━━━━━ ENTRIES SHOWN

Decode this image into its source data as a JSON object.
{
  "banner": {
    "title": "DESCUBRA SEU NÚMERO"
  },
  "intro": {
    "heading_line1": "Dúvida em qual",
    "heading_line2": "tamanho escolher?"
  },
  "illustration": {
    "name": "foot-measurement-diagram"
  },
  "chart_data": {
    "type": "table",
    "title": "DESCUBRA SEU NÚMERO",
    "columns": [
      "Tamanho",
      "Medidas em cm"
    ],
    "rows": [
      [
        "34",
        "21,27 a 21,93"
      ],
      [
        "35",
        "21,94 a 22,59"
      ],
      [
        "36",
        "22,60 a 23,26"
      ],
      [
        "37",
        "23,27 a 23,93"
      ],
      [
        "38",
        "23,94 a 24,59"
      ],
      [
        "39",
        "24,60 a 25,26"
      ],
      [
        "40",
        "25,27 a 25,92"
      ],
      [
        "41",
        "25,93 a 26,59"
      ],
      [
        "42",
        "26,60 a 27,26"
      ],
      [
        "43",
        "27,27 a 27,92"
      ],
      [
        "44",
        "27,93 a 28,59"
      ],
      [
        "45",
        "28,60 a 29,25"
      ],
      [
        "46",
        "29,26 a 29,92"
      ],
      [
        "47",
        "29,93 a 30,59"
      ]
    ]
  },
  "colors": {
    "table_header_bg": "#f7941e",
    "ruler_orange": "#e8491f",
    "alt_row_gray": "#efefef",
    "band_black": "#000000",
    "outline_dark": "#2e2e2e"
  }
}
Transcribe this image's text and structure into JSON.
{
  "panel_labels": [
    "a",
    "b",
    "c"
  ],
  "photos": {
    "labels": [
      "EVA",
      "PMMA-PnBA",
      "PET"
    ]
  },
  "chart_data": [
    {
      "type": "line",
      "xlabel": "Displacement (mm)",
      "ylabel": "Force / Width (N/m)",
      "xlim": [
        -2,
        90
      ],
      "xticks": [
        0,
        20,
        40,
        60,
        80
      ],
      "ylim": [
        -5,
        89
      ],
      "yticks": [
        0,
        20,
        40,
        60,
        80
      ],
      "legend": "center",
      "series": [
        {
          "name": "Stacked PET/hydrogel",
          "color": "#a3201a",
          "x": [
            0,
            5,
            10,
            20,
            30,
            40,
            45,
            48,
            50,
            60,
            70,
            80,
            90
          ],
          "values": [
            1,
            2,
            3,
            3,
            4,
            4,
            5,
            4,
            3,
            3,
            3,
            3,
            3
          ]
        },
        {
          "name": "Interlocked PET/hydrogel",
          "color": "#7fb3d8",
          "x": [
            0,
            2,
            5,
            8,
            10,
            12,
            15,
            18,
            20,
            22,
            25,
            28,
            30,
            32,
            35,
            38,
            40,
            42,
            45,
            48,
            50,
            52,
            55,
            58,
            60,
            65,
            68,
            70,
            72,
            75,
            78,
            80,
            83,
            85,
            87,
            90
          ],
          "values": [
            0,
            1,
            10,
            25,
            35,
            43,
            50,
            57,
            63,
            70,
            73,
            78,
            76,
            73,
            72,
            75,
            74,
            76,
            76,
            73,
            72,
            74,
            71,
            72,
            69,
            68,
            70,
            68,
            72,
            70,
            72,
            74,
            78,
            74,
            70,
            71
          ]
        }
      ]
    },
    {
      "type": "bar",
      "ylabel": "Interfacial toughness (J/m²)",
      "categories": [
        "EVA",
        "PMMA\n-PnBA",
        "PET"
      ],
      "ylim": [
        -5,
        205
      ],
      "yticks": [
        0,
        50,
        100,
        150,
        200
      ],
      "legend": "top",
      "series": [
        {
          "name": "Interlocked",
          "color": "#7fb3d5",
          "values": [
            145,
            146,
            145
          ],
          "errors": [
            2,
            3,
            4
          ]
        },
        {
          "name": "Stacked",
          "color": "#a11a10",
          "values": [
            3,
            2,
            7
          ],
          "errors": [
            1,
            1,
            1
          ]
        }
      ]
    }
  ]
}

━━━━━━━━━━

PROBLEM STATEMENT: Give back the whole listing, word for word.

EXERCISE SOLUTION:
Decode this image into its source data as a JSON object.
{
  "banner": {
    "title": "DESCUBRA SEU NÚMERO"
  },
  "intro": {
    "heading_line1": "Dúvida em qual",
    "heading_line2": "tamanho escolher?"
  },
  "illustration": {
    "name": "foot-measurement-diagram"
  },
  "chart_data": {
    "type": "table",
    "title": "DESCUBRA SEU NÚMERO",
    "columns": [
      "Tamanho",
      "Medidas em cm"
    ],
    "rows": [
      [
        "34",
        "21,27 a 21,93"
      ],
      [
        "35",
        "21,94 a 22,59"
      ],
      [
        "36",
        "22,60 a 23,26"
      ],
      [
        "37",
        "23,27 a 23,93"
      ],
      [
        "38",
        "23,94 a 24,59"
      ],
      [
        "39",
        "24,60 a 25,26"
      ],
      [
        "40",
        "25,27 a 25,92"
      ],
      [
        "41",
        "25,93 a 26,59"
      ],
      [
        "42",
        "26,60 a 27,26"
      ],
      [
        "43",
        "27,27 a 27,92"
      ],
      [
        "44",
        "27,93 a 28,59"
      ],
      [
        "45",
        "28,60 a 29,25"
      ],
      [
        "46",
        "29,26 a 29,92"
      ],
      [
        "47",
        "29,93 a 30,59"
      ]
    ]
  },
  "colors": {
    "table_header_bg": "#f7941e",
    "ruler_orange": "#e8491f",
    "alt_row_gray": "#efefef",
    "band_black": "#000000",
    "outline_dark": "#2e2e2e"
  }
}
Transcribe this image's text and structure into JSON.
{
  "panel_labels": [
    "a",
    "b",
    "c"
  ],
  "photos": {
    "labels": [
      "EVA",
      "PMMA-PnBA",
      "PET"
    ]
  },
  "chart_data": [
    {
      "type": "line",
      "xlabel": "Displacement (mm)",
      "ylabel": "Force / Width (N/m)",
      "xlim": [
        -2,
        90
      ],
      "xticks": [
        0,
        20,
        40,
        60,
        80
      ],
      "ylim": [
        -5,
        89
      ],
      "yticks": [
        0,
        20,
        40,
        60,
        80
      ],
      "legend": "center",
      "series": [
        {
          "name": "Stacked PET/hydrogel",
          "color": "#a3201a",
          "x": [
            0,
            5,
            10,
            20,
            30,
            40,
            45,
            48,
            50,
            60,
            70,
            80,
            90
          ],
          "values": [
            1,
            2,
            3,
            3,
            4,
            4,
            5,
            4,
            3,
            3,
            3,
            3,
            3
          ]
        },
        {
          "name": "Interlocked PET/hydrogel",
          "color": "#7fb3d8",
          "x": [
            0,
            2,
            5,
            8,
            10,
            12,
            15,
            18,
            20,
            22,
            25,
            28,
            30,
            32,
            35,
            38,
            40,
            42,
            45,
            48,
            50,
            52,
            55,
            58,
            60,
            65,
            68,
            70,
            72,
            75,
            78,
            80,
            83,
            85,
            87,
            90
          ],
          "values": [
            0,
            1,
            10,
            25,
            35,
            43,
            50,
            57,
            63,
            70,
            73,
            78,
            76,
            73,
            72,
            75,
            74,
            76,
            76,
            73,
            72,
            74,
            71,
            72,
            69,
            68,
            70,
            68,
            72,
            70,
            72,
            74,
            78,
            74,
            70,
            71
          ]
        }
      ]
    },
    {
      "type": "bar",
      "ylabel": "Interfacial toughness (J/m²)",
      "categories": [
        "EVA",
        "PMMA\n-PnBA",
        "PET"
      ],
      "ylim": [
        -5,
        205
      ],
      "yticks": [
        0,
        50,
        100,
        150,
        200
      ],
      "legend": "top",
      "series": [
        {
          "name": "Interlocked",
          "color": "#7fb3d5",
          "values": [
            145,
            146,
            145
          ],
          "errors": [
            2,
            3,
            4
          ]
        },
        {
          "name": "Stacked",
          "color": "#a11a10",
          "values": [
            3,
            2,
            7
          ],
          "errors": [
            1,
            1,
            1
          ]
        }
      ]
    }
  ]
}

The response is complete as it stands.